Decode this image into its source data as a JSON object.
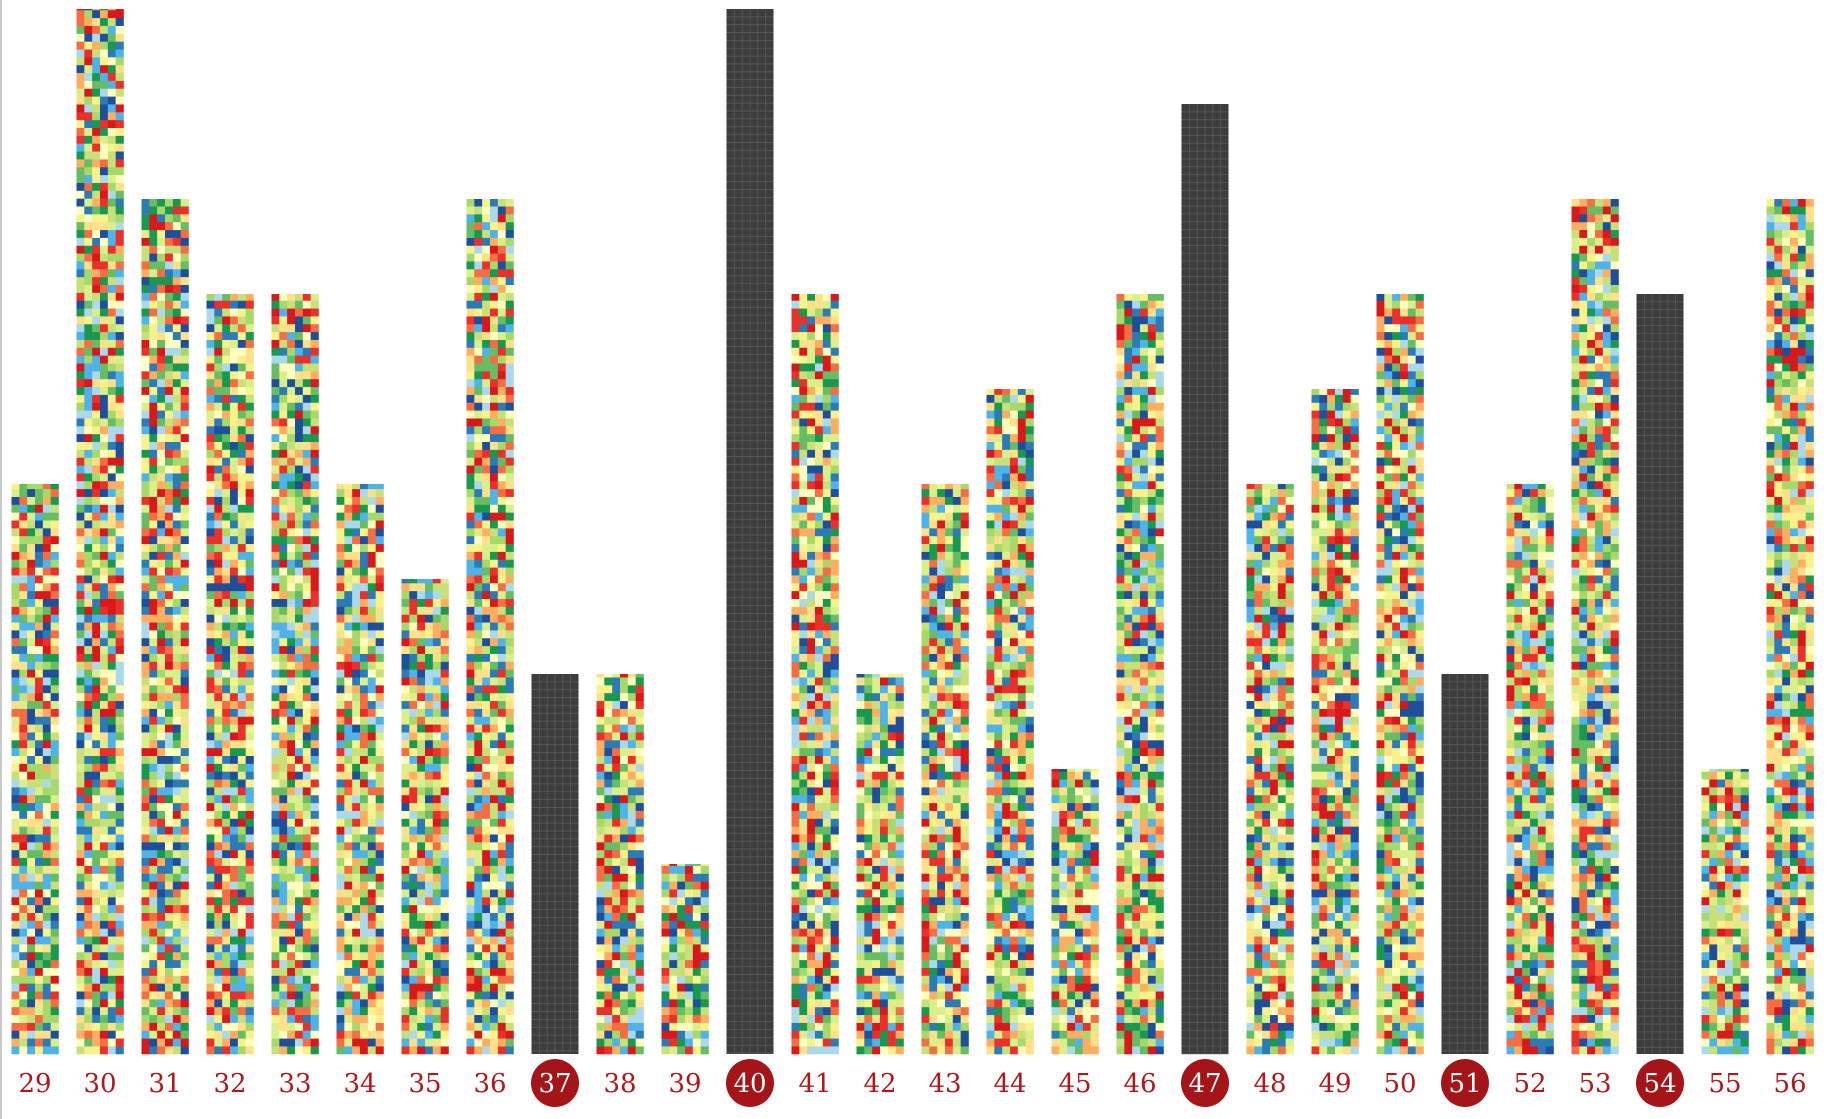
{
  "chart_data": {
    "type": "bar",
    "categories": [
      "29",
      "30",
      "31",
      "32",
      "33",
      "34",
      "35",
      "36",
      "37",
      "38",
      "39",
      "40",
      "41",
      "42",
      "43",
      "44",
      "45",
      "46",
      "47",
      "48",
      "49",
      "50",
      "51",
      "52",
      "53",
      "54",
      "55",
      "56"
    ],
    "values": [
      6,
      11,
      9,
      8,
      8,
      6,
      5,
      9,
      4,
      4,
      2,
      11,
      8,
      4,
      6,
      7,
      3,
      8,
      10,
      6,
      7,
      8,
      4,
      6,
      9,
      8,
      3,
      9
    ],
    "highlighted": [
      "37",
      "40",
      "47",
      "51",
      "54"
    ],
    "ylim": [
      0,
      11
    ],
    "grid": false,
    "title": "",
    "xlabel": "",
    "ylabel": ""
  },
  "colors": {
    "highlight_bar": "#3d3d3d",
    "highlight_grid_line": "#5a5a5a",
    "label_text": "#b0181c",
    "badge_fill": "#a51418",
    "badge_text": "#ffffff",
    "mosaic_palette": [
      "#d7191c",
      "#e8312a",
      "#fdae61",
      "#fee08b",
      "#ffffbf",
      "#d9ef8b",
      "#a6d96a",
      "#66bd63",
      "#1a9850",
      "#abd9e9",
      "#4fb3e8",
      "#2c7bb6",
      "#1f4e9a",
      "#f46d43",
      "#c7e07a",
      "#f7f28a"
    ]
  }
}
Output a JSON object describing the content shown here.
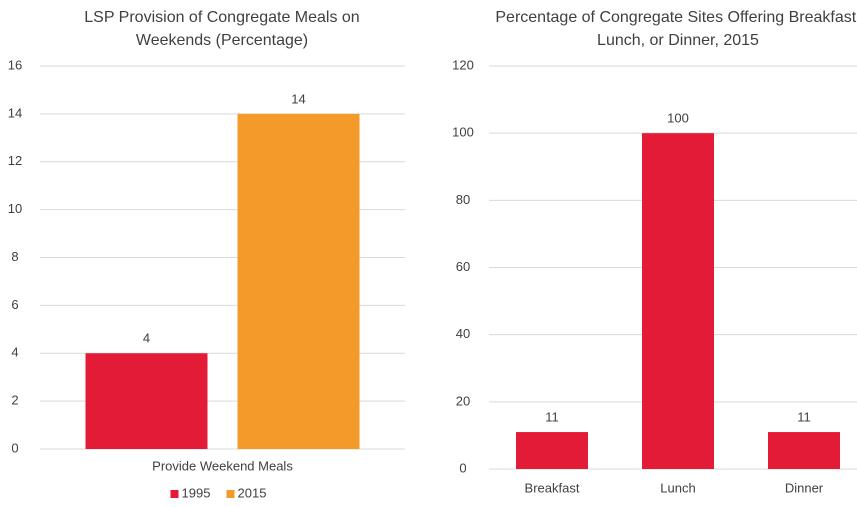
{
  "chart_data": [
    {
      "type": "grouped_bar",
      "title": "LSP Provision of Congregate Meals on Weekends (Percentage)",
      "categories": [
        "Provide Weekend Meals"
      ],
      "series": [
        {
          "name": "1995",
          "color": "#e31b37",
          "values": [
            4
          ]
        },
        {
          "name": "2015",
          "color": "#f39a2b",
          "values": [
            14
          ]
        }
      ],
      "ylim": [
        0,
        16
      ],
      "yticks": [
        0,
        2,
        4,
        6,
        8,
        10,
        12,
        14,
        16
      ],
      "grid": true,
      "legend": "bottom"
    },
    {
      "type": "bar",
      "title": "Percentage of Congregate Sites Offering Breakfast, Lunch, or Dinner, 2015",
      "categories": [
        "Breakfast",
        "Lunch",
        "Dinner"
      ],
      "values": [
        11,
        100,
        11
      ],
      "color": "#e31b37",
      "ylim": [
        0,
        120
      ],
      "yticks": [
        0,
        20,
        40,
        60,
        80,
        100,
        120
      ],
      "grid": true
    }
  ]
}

→ **What is being asked**
Output the entries above exactly, without their pictures.

→ **Result of this task**
Decode this image into its source data as a JSON object.
{
  "chart_data": {
    "type": "bar",
    "categories": [
      "29",
      "30",
      "31",
      "32",
      "33",
      "34",
      "35",
      "36",
      "37",
      "38",
      "39",
      "40",
      "41",
      "42",
      "43",
      "44",
      "45",
      "46",
      "47",
      "48",
      "49",
      "50",
      "51",
      "52",
      "53",
      "54",
      "55",
      "56"
    ],
    "values": [
      6,
      11,
      9,
      8,
      8,
      6,
      5,
      9,
      4,
      4,
      2,
      11,
      8,
      4,
      6,
      7,
      3,
      8,
      10,
      6,
      7,
      8,
      4,
      6,
      9,
      8,
      3,
      9
    ],
    "highlighted": [
      "37",
      "40",
      "47",
      "51",
      "54"
    ],
    "ylim": [
      0,
      11
    ],
    "grid": false,
    "title": "",
    "xlabel": "",
    "ylabel": ""
  },
  "colors": {
    "highlight_bar": "#3d3d3d",
    "highlight_grid_line": "#5a5a5a",
    "label_text": "#b0181c",
    "badge_fill": "#a51418",
    "badge_text": "#ffffff",
    "mosaic_palette": [
      "#d7191c",
      "#e8312a",
      "#fdae61",
      "#fee08b",
      "#ffffbf",
      "#d9ef8b",
      "#a6d96a",
      "#66bd63",
      "#1a9850",
      "#abd9e9",
      "#4fb3e8",
      "#2c7bb6",
      "#1f4e9a",
      "#f46d43",
      "#c7e07a",
      "#f7f28a"
    ]
  }
}
Output a JSON object describing the content shown here.
{
  "chart_data": [
    {
      "type": "grouped_bar",
      "title": "LSP Provision of Congregate Meals on Weekends (Percentage)",
      "categories": [
        "Provide Weekend Meals"
      ],
      "series": [
        {
          "name": "1995",
          "color": "#e31b37",
          "values": [
            4
          ]
        },
        {
          "name": "2015",
          "color": "#f39a2b",
          "values": [
            14
          ]
        }
      ],
      "ylim": [
        0,
        16
      ],
      "yticks": [
        0,
        2,
        4,
        6,
        8,
        10,
        12,
        14,
        16
      ],
      "grid": true,
      "legend": "bottom"
    },
    {
      "type": "bar",
      "title": "Percentage of Congregate Sites Offering Breakfast, Lunch, or Dinner, 2015",
      "categories": [
        "Breakfast",
        "Lunch",
        "Dinner"
      ],
      "values": [
        11,
        100,
        11
      ],
      "color": "#e31b37",
      "ylim": [
        0,
        120
      ],
      "yticks": [
        0,
        20,
        40,
        60,
        80,
        100,
        120
      ],
      "grid": true
    }
  ]
}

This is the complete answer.